Every entry must be given again exactly.
***** RECORDS PROVIDED
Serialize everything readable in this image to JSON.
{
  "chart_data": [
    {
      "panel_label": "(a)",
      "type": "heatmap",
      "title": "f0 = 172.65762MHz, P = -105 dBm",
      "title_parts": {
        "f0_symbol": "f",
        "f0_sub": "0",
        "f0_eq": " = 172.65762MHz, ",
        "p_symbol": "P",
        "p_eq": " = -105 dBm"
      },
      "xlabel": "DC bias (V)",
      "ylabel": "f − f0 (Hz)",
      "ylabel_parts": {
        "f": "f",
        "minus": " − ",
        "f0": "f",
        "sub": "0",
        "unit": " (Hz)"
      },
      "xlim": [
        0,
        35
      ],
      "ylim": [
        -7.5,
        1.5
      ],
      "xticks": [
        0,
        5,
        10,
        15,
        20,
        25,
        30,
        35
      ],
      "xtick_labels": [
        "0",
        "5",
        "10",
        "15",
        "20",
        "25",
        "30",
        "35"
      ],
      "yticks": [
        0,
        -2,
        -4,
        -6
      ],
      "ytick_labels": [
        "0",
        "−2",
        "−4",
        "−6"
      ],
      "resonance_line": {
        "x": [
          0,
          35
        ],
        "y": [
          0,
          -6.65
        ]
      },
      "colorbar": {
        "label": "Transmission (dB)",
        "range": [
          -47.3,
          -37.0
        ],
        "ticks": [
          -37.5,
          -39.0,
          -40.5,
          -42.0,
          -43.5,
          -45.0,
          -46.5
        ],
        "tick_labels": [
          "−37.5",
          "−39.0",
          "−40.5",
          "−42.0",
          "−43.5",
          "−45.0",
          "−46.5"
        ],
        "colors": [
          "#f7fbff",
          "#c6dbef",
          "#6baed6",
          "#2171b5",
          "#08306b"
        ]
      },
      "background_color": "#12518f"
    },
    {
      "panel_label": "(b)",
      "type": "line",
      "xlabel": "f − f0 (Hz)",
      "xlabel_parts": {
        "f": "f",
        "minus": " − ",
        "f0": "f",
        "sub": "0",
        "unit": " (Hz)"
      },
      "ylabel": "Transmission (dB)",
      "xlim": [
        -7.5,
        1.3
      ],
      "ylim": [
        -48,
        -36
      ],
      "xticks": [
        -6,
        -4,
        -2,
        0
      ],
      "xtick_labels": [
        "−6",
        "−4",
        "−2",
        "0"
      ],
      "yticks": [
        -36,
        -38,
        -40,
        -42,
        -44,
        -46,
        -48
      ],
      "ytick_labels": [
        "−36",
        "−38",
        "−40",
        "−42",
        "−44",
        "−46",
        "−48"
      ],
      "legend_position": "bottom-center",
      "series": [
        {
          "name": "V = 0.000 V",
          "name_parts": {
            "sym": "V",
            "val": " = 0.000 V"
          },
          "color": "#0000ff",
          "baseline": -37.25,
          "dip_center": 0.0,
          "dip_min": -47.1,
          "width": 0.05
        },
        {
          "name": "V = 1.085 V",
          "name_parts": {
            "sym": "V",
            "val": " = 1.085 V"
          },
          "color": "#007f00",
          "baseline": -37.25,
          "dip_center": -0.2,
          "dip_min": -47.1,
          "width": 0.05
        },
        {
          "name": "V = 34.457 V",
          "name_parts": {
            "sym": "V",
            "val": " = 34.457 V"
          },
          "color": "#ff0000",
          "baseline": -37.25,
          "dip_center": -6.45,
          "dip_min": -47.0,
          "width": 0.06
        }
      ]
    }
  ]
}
**********
## COMPLETED EXERCISE
Serialize everything readable in this image to JSON.
{
  "chart_data": [
    {
      "panel_label": "(a)",
      "type": "heatmap",
      "title": "f0 = 172.65762MHz, P = -105 dBm",
      "title_parts": {
        "f0_symbol": "f",
        "f0_sub": "0",
        "f0_eq": " = 172.65762MHz, ",
        "p_symbol": "P",
        "p_eq": " = -105 dBm"
      },
      "xlabel": "DC bias (V)",
      "ylabel": "f − f0 (Hz)",
      "ylabel_parts": {
        "f": "f",
        "minus": " − ",
        "f0": "f",
        "sub": "0",
        "unit": " (Hz)"
      },
      "xlim": [
        0,
        35
      ],
      "ylim": [
        -7.5,
        1.5
      ],
      "xticks": [
        0,
        5,
        10,
        15,
        20,
        25,
        30,
        35
      ],
      "xtick_labels": [
        "0",
        "5",
        "10",
        "15",
        "20",
        "25",
        "30",
        "35"
      ],
      "yticks": [
        0,
        -2,
        -4,
        -6
      ],
      "ytick_labels": [
        "0",
        "−2",
        "−4",
        "−6"
      ],
      "resonance_line": {
        "x": [
          0,
          35
        ],
        "y": [
          0,
          -6.65
        ]
      },
      "colorbar": {
        "label": "Transmission (dB)",
        "range": [
          -47.3,
          -37.0
        ],
        "ticks": [
          -37.5,
          -39.0,
          -40.5,
          -42.0,
          -43.5,
          -45.0,
          -46.5
        ],
        "tick_labels": [
          "−37.5",
          "−39.0",
          "−40.5",
          "−42.0",
          "−43.5",
          "−45.0",
          "−46.5"
        ],
        "colors": [
          "#f7fbff",
          "#c6dbef",
          "#6baed6",
          "#2171b5",
          "#08306b"
        ]
      },
      "background_color": "#12518f"
    },
    {
      "panel_label": "(b)",
      "type": "line",
      "xlabel": "f − f0 (Hz)",
      "xlabel_parts": {
        "f": "f",
        "minus": " − ",
        "f0": "f",
        "sub": "0",
        "unit": " (Hz)"
      },
      "ylabel": "Transmission (dB)",
      "xlim": [
        -7.5,
        1.3
      ],
      "ylim": [
        -48,
        -36
      ],
      "xticks": [
        -6,
        -4,
        -2,
        0
      ],
      "xtick_labels": [
        "−6",
        "−4",
        "−2",
        "0"
      ],
      "yticks": [
        -36,
        -38,
        -40,
        -42,
        -44,
        -46,
        -48
      ],
      "ytick_labels": [
        "−36",
        "−38",
        "−40",
        "−42",
        "−44",
        "−46",
        "−48"
      ],
      "legend_position": "bottom-center",
      "series": [
        {
          "name": "V = 0.000 V",
          "name_parts": {
            "sym": "V",
            "val": " = 0.000 V"
          },
          "color": "#0000ff",
          "baseline": -37.25,
          "dip_center": 0.0,
          "dip_min": -47.1,
          "width": 0.05
        },
        {
          "name": "V = 1.085 V",
          "name_parts": {
            "sym": "V",
            "val": " = 1.085 V"
          },
          "color": "#007f00",
          "baseline": -37.25,
          "dip_center": -0.2,
          "dip_min": -47.1,
          "width": 0.05
        },
        {
          "name": "V = 34.457 V",
          "name_parts": {
            "sym": "V",
            "val": " = 34.457 V"
          },
          "color": "#ff0000",
          "baseline": -37.25,
          "dip_center": -6.45,
          "dip_min": -47.0,
          "width": 0.06
        }
      ]
    }
  ]
}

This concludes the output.